The required output is the line containing "What text is on this page?" through the final line of the material below, printed exactly, with no other lines.

— Start —

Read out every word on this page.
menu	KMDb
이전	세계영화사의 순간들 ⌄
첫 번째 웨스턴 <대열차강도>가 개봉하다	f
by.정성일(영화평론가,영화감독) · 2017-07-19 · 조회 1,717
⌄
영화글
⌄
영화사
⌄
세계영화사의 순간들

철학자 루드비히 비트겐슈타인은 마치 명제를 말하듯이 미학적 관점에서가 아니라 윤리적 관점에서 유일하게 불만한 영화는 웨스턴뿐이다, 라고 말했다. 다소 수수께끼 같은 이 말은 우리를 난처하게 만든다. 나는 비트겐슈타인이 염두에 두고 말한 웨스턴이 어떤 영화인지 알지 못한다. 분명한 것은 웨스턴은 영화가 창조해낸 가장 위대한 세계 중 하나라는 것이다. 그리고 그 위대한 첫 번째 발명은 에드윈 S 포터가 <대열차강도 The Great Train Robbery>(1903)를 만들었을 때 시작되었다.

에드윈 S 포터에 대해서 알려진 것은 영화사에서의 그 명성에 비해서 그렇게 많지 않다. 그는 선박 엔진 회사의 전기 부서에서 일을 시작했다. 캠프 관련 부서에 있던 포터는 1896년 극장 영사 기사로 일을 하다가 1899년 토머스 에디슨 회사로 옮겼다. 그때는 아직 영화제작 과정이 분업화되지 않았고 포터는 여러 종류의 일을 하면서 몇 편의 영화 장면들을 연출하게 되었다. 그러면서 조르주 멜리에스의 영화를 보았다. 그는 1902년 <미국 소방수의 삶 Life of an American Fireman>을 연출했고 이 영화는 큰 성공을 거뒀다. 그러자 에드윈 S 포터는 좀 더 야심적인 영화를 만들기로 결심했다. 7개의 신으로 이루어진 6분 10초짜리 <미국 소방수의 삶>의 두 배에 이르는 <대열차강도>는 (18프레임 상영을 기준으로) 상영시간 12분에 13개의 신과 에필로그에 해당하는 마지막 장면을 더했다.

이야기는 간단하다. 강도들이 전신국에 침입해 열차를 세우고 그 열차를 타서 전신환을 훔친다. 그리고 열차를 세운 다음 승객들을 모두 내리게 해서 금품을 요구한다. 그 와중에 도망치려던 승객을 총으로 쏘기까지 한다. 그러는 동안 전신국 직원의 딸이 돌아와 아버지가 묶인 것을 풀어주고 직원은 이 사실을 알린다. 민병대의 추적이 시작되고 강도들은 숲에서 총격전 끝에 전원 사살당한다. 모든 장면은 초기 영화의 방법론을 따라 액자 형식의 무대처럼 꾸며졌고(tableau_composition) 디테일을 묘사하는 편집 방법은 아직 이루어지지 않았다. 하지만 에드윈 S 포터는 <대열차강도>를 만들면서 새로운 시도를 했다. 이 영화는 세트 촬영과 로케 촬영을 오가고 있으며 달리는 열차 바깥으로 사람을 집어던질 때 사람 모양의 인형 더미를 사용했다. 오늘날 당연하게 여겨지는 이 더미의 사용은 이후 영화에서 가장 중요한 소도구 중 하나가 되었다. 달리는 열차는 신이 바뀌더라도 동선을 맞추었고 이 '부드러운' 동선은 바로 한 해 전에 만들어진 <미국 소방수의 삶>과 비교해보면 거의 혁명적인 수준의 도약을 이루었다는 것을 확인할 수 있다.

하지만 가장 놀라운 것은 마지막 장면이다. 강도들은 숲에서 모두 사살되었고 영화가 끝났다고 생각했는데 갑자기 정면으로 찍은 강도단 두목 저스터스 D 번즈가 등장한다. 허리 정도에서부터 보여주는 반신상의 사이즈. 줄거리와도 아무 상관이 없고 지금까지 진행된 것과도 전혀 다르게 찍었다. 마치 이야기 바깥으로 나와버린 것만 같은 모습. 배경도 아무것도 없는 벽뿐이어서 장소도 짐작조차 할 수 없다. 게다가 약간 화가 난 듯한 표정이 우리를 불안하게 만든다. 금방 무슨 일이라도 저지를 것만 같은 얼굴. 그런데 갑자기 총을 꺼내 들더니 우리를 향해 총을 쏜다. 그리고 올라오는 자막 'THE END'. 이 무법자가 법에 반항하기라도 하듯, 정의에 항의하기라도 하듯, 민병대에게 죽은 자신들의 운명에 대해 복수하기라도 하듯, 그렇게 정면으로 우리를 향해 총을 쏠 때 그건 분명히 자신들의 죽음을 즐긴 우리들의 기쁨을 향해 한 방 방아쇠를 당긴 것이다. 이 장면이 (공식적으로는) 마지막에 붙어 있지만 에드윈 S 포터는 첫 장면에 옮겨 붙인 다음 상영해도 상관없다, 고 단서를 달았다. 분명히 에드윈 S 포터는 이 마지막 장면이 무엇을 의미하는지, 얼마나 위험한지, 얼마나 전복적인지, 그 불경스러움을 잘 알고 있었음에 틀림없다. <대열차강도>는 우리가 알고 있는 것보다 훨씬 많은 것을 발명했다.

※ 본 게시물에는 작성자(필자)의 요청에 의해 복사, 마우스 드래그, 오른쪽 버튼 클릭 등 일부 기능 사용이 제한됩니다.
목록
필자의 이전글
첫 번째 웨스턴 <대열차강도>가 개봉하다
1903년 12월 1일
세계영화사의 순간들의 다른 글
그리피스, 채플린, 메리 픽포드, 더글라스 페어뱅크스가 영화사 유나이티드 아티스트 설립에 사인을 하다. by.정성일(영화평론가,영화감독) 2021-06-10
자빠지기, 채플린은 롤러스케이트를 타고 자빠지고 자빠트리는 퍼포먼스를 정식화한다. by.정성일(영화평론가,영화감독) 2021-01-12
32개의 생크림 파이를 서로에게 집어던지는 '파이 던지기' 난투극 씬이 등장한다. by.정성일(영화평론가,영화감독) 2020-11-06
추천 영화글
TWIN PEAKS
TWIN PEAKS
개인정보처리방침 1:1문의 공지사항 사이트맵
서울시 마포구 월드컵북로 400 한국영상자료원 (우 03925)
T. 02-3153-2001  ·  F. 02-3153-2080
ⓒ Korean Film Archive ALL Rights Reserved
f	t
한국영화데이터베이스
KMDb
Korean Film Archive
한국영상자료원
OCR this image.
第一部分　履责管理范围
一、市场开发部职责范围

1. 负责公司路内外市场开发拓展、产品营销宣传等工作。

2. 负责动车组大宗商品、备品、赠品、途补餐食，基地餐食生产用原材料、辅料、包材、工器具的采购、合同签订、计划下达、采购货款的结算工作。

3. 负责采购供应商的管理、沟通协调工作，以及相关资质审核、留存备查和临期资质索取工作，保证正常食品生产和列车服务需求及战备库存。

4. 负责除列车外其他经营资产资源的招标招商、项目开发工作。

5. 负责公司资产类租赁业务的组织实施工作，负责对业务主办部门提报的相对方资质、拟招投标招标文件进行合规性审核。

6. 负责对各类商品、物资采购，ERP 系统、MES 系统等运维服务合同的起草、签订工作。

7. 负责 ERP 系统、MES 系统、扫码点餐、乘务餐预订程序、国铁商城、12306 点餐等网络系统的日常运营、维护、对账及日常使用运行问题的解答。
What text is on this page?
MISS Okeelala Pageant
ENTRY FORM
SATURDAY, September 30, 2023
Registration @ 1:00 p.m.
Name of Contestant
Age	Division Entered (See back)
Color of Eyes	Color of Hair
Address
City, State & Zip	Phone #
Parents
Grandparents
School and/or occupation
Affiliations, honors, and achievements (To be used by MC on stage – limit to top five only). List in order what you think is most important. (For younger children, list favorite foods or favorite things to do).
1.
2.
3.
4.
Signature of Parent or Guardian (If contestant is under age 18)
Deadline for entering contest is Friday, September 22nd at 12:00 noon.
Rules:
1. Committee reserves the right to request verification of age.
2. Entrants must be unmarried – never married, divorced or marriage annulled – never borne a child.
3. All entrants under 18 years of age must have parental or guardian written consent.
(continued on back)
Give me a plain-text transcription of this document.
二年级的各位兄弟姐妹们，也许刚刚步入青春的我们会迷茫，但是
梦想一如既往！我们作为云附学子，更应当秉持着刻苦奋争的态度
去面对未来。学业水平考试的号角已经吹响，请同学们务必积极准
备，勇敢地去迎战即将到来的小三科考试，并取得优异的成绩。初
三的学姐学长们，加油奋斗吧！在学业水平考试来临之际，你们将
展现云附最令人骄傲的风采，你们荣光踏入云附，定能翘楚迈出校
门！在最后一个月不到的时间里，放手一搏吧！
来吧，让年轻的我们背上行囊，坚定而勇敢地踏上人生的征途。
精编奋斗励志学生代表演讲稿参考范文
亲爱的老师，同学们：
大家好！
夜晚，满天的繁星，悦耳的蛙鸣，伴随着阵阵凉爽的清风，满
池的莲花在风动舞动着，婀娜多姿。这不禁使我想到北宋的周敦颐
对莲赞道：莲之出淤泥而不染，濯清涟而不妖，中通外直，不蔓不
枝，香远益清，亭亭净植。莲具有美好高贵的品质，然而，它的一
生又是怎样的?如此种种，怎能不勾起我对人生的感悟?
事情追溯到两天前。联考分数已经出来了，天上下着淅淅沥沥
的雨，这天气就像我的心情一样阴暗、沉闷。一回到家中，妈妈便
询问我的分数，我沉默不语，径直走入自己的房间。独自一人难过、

— End —

Answer for this exercise:
What text is on this page?
MISS Okeelala Pageant
ENTRY FORM
SATURDAY, September 30, 2023
Registration @ 1:00 p.m.
Name of Contestant
Age	Division Entered (See back)
Color of Eyes	Color of Hair
Address
City, State & Zip	Phone #
Parents
Grandparents
School and/or occupation
Affiliations, honors, and achievements (To be used by MC on stage – limit to top five only). List in order what you think is most important. (For younger children, list favorite foods or favorite things to do).
1.
2.
3.
4.
Signature of Parent or Guardian (If contestant is under age 18)
Deadline for entering contest is Friday, September 22nd at 12:00 noon.
Rules:
1. Committee reserves the right to request verification of age.
2. Entrants must be unmarried – never married, divorced or marriage annulled – never borne a child.
3. All entrants under 18 years of age must have parental or guardian written consent.
(continued on back)
Give me a plain-text transcription of this document.
二年级的各位兄弟姐妹们，也许刚刚步入青春的我们会迷茫，但是
梦想一如既往！我们作为云附学子，更应当秉持着刻苦奋争的态度
去面对未来。学业水平考试的号角已经吹响，请同学们务必积极准
备，勇敢地去迎战即将到来的小三科考试，并取得优异的成绩。初
三的学姐学长们，加油奋斗吧！在学业水平考试来临之际，你们将
展现云附最令人骄傲的风采，你们荣光踏入云附，定能翘楚迈出校
门！在最后一个月不到的时间里，放手一搏吧！
来吧，让年轻的我们背上行囊，坚定而勇敢地踏上人生的征途。
精编奋斗励志学生代表演讲稿参考范文
亲爱的老师，同学们：
大家好！
夜晚，满天的繁星，悦耳的蛙鸣，伴随着阵阵凉爽的清风，满
池的莲花在风动舞动着，婀娜多姿。这不禁使我想到北宋的周敦颐
对莲赞道：莲之出淤泥而不染，濯清涟而不妖，中通外直，不蔓不
枝，香远益清，亭亭净植。莲具有美好高贵的品质，然而，它的一
生又是怎样的?如此种种，怎能不勾起我对人生的感悟?
事情追溯到两天前。联考分数已经出来了，天上下着淅淅沥沥
的雨，这天气就像我的心情一样阴暗、沉闷。一回到家中，妈妈便
询问我的分数，我沉默不语，径直走入自己的房间。独自一人难过、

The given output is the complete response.